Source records
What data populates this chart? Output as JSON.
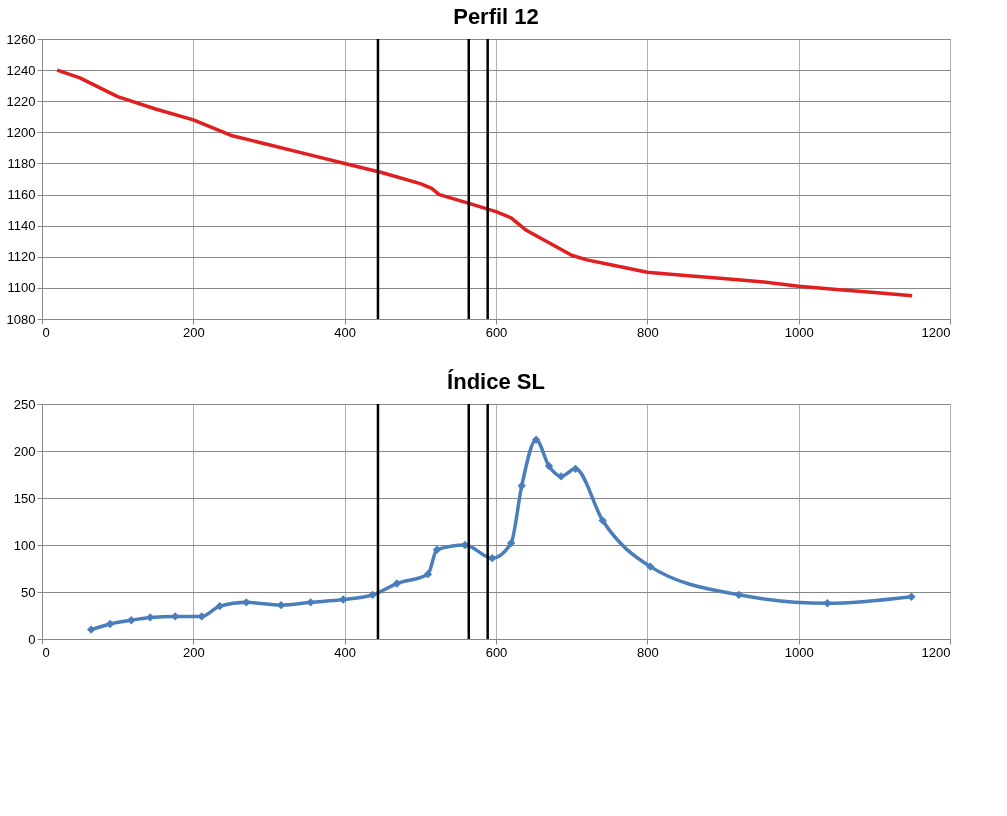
{
  "chart_data": [
    {
      "type": "line",
      "title": "Perfil 12",
      "marker": "none",
      "line_style": "solid",
      "grid": true,
      "xlim": [
        0,
        1200
      ],
      "xticks": [
        0,
        200,
        400,
        600,
        800,
        1000,
        1200
      ],
      "ylim": [
        1080,
        1260
      ],
      "yticks": [
        1080,
        1100,
        1120,
        1140,
        1160,
        1180,
        1200,
        1220,
        1240,
        1260
      ],
      "series": [
        {
          "color": "#e02020",
          "x": [
            20,
            50,
            100,
            150,
            200,
            250,
            300,
            350,
            400,
            450,
            500,
            515,
            525,
            560,
            600,
            620,
            640,
            670,
            700,
            720,
            750,
            800,
            850,
            900,
            950,
            1000,
            1050,
            1100,
            1150
          ],
          "values": [
            1240,
            1235,
            1223,
            1215,
            1208,
            1198,
            1192,
            1186,
            1180,
            1174,
            1167,
            1164,
            1160,
            1155,
            1149,
            1145,
            1137,
            1129,
            1121,
            1118,
            1115,
            1110,
            1108,
            1106,
            1104,
            1101,
            1099,
            1097,
            1095
          ]
        }
      ],
      "ref_lines": [
        {
          "axis": "x",
          "value": 444,
          "color": "#000000"
        },
        {
          "axis": "x",
          "value": 564,
          "color": "#000000"
        },
        {
          "axis": "x",
          "value": 589,
          "color": "#000000"
        }
      ]
    },
    {
      "type": "line",
      "title": "Índice SL",
      "marker": "diamond",
      "line_style": "solid",
      "grid": true,
      "xlim": [
        0,
        1200
      ],
      "xticks": [
        0,
        200,
        400,
        600,
        800,
        1000,
        1200
      ],
      "ylim": [
        0,
        250
      ],
      "yticks": [
        0,
        50,
        100,
        150,
        200,
        250
      ],
      "series": [
        {
          "color": "#4a7ebb",
          "x": [
            65,
            90,
            118,
            143,
            176,
            211,
            235,
            270,
            316,
            355,
            398,
            437,
            469,
            510,
            522,
            559,
            595,
            620,
            634,
            653,
            670,
            686,
            705,
            741,
            804,
            921,
            1038,
            1149
          ],
          "values": [
            10,
            16,
            20,
            23,
            24,
            24,
            35,
            39,
            36,
            39,
            42,
            47,
            59,
            69,
            95,
            100,
            86,
            102,
            163,
            212,
            184,
            173,
            181,
            126,
            77,
            47,
            38,
            45
          ]
        }
      ],
      "ref_lines": [
        {
          "axis": "x",
          "value": 444,
          "color": "#000000"
        },
        {
          "axis": "x",
          "value": 564,
          "color": "#000000"
        },
        {
          "axis": "x",
          "value": 589,
          "color": "#000000"
        }
      ]
    }
  ]
}
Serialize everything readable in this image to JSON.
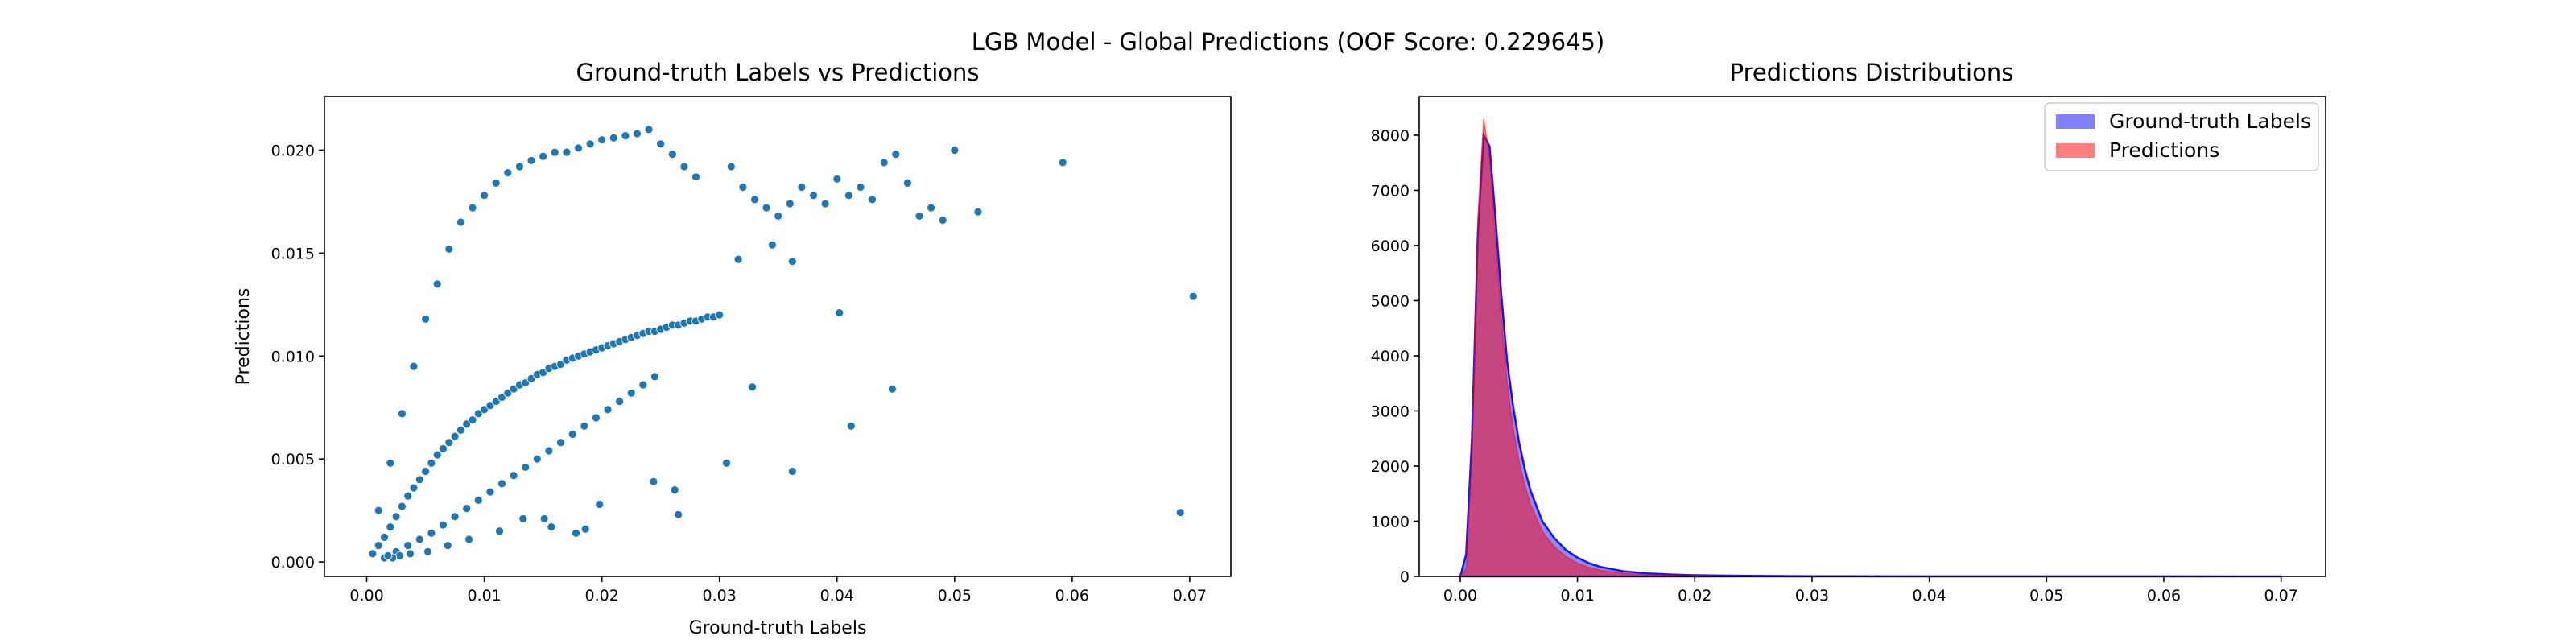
{
  "suptitle": "LGB Model - Global Predictions (OOF Score: 0.229645)",
  "chart_data": [
    {
      "type": "scatter",
      "title": "Ground-truth Labels vs Predictions",
      "xlabel": "Ground-truth Labels",
      "ylabel": "Predictions",
      "xlim": [
        -0.0036,
        0.0735
      ],
      "ylim": [
        -0.0007,
        0.0226
      ],
      "xticks": [
        0.0,
        0.01,
        0.02,
        0.03,
        0.04,
        0.05,
        0.06,
        0.07
      ],
      "xtick_labels": [
        "0.00",
        "0.01",
        "0.02",
        "0.03",
        "0.04",
        "0.05",
        "0.06",
        "0.07"
      ],
      "yticks": [
        0.0,
        0.005,
        0.01,
        0.015,
        0.02
      ],
      "ytick_labels": [
        "0.000",
        "0.005",
        "0.010",
        "0.015",
        "0.020"
      ],
      "grid": false,
      "point_color": "#1f77b4",
      "point_edge_color": "#ffffff",
      "series": [
        {
          "x": [
            0.0005,
            0.001,
            0.0015,
            0.002,
            0.0025,
            0.003,
            0.0035,
            0.004,
            0.0045,
            0.005,
            0.0055,
            0.006,
            0.0065,
            0.007,
            0.0075,
            0.008,
            0.0085,
            0.009,
            0.0095,
            0.01,
            0.0105,
            0.011,
            0.0115,
            0.012,
            0.0125,
            0.013,
            0.0135,
            0.014,
            0.0145,
            0.015,
            0.0155,
            0.016,
            0.0165,
            0.017,
            0.0175,
            0.018,
            0.0185,
            0.019,
            0.0195,
            0.02,
            0.0205,
            0.021,
            0.0215,
            0.022,
            0.0225,
            0.023,
            0.0235,
            0.024,
            0.0245,
            0.025,
            0.0255,
            0.026,
            0.0265,
            0.027,
            0.0275,
            0.028,
            0.0285,
            0.029,
            0.0295,
            0.03,
            0.001,
            0.002,
            0.003,
            0.004,
            0.005,
            0.006,
            0.007,
            0.008,
            0.009,
            0.01,
            0.011,
            0.012,
            0.013,
            0.014,
            0.015,
            0.016,
            0.017,
            0.018,
            0.019,
            0.02,
            0.021,
            0.022,
            0.023,
            0.024,
            0.025,
            0.026,
            0.027,
            0.028,
            0.0015,
            0.0025,
            0.0035,
            0.0045,
            0.0055,
            0.0065,
            0.0075,
            0.0085,
            0.0095,
            0.0105,
            0.0115,
            0.0125,
            0.0135,
            0.0145,
            0.0155,
            0.0165,
            0.0175,
            0.0185,
            0.0195,
            0.0205,
            0.0215,
            0.0225,
            0.0235,
            0.0245,
            0.031,
            0.032,
            0.033,
            0.034,
            0.035,
            0.036,
            0.037,
            0.038,
            0.039,
            0.04,
            0.041,
            0.042,
            0.043,
            0.044,
            0.045,
            0.046,
            0.047,
            0.048,
            0.049,
            0.05,
            0.052,
            0.0592,
            0.0703,
            0.0692,
            0.0447,
            0.0412,
            0.0362,
            0.0328,
            0.0306,
            0.0265,
            0.0178,
            0.0186,
            0.0157,
            0.0133,
            0.0244,
            0.0362,
            0.0316,
            0.0345,
            0.0402,
            0.0262,
            0.0198,
            0.0151,
            0.0113,
            0.0087,
            0.0069,
            0.0052,
            0.0037,
            0.0028,
            0.0022,
            0.0018
          ],
          "y": [
            0.0004,
            0.0008,
            0.0012,
            0.0017,
            0.0022,
            0.0027,
            0.0032,
            0.0036,
            0.004,
            0.0044,
            0.0048,
            0.0052,
            0.0055,
            0.0058,
            0.0061,
            0.0064,
            0.0067,
            0.0069,
            0.0072,
            0.0074,
            0.0076,
            0.0078,
            0.008,
            0.0082,
            0.0084,
            0.0086,
            0.0087,
            0.0089,
            0.0091,
            0.0092,
            0.0094,
            0.0095,
            0.0096,
            0.0098,
            0.0099,
            0.01,
            0.0101,
            0.0102,
            0.0103,
            0.0104,
            0.0105,
            0.0106,
            0.0107,
            0.0108,
            0.0109,
            0.011,
            0.0111,
            0.0112,
            0.0112,
            0.0113,
            0.0114,
            0.0115,
            0.0115,
            0.0116,
            0.0117,
            0.0117,
            0.0118,
            0.0119,
            0.0119,
            0.012,
            0.0025,
            0.0048,
            0.0072,
            0.0095,
            0.0118,
            0.0135,
            0.0152,
            0.0165,
            0.0172,
            0.0178,
            0.0184,
            0.0189,
            0.0192,
            0.0195,
            0.0197,
            0.0199,
            0.0199,
            0.0201,
            0.0203,
            0.0205,
            0.0206,
            0.0207,
            0.0208,
            0.021,
            0.0203,
            0.0198,
            0.0192,
            0.0187,
            0.0002,
            0.0005,
            0.0008,
            0.0011,
            0.0014,
            0.0018,
            0.0022,
            0.0026,
            0.003,
            0.0034,
            0.0038,
            0.0042,
            0.0046,
            0.005,
            0.0054,
            0.0058,
            0.0062,
            0.0066,
            0.007,
            0.0074,
            0.0078,
            0.0082,
            0.0086,
            0.009,
            0.0192,
            0.0182,
            0.0176,
            0.0172,
            0.0168,
            0.0174,
            0.0182,
            0.0178,
            0.0174,
            0.0186,
            0.0178,
            0.0182,
            0.0176,
            0.0194,
            0.0198,
            0.0184,
            0.0168,
            0.0172,
            0.0166,
            0.02,
            0.017,
            0.0194,
            0.0129,
            0.0024,
            0.0084,
            0.0066,
            0.0044,
            0.0085,
            0.0048,
            0.0023,
            0.0014,
            0.0016,
            0.0017,
            0.0021,
            0.0039,
            0.0146,
            0.0147,
            0.0154,
            0.0121,
            0.0035,
            0.0028,
            0.0021,
            0.0015,
            0.0011,
            0.0008,
            0.0005,
            0.0004,
            0.0003,
            0.0002,
            0.0003
          ]
        }
      ]
    },
    {
      "type": "histogram",
      "title": "Predictions Distributions",
      "xlabel": "",
      "ylabel": "",
      "xlim": [
        -0.0035,
        0.0738
      ],
      "ylim": [
        0,
        8700
      ],
      "xticks": [
        0.0,
        0.01,
        0.02,
        0.03,
        0.04,
        0.05,
        0.06,
        0.07
      ],
      "xtick_labels": [
        "0.00",
        "0.01",
        "0.02",
        "0.03",
        "0.04",
        "0.05",
        "0.06",
        "0.07"
      ],
      "yticks": [
        0,
        1000,
        2000,
        3000,
        4000,
        5000,
        6000,
        7000,
        8000
      ],
      "ytick_labels": [
        "0",
        "1000",
        "2000",
        "3000",
        "4000",
        "5000",
        "6000",
        "7000",
        "8000"
      ],
      "grid": false,
      "legend_position": "top-right",
      "series": [
        {
          "name": "Ground-truth Labels",
          "color": "#0000ff",
          "x": [
            0.0,
            0.0005,
            0.001,
            0.0015,
            0.002,
            0.0025,
            0.003,
            0.0035,
            0.004,
            0.0045,
            0.005,
            0.0055,
            0.006,
            0.007,
            0.008,
            0.009,
            0.01,
            0.011,
            0.012,
            0.014,
            0.016,
            0.018,
            0.02,
            0.025,
            0.03,
            0.04,
            0.05,
            0.06,
            0.07
          ],
          "values": [
            0,
            400,
            2500,
            6200,
            8000,
            7800,
            6500,
            5100,
            3900,
            3100,
            2450,
            1950,
            1550,
            1000,
            700,
            480,
            340,
            240,
            170,
            90,
            55,
            35,
            22,
            10,
            5,
            2,
            1,
            1,
            0
          ]
        },
        {
          "name": "Predictions",
          "color": "#ff0000",
          "x": [
            0.0,
            0.0005,
            0.001,
            0.0015,
            0.002,
            0.0025,
            0.003,
            0.0035,
            0.004,
            0.0045,
            0.005,
            0.0055,
            0.006,
            0.007,
            0.008,
            0.009,
            0.01,
            0.011,
            0.012,
            0.014,
            0.016,
            0.018,
            0.02,
            0.025,
            0.03,
            0.04,
            0.05,
            0.06,
            0.07
          ],
          "values": [
            0,
            150,
            2200,
            6500,
            8300,
            7600,
            6100,
            4700,
            3500,
            2700,
            2100,
            1650,
            1300,
            820,
            540,
            360,
            240,
            160,
            110,
            55,
            30,
            18,
            10,
            4,
            1,
            0,
            0,
            0,
            0
          ]
        }
      ]
    }
  ]
}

### REQUIREMENT
Check every line of the listing for the string "this" and report how many lines have it, as a number alone.

### COMPLETE RESPONSE
2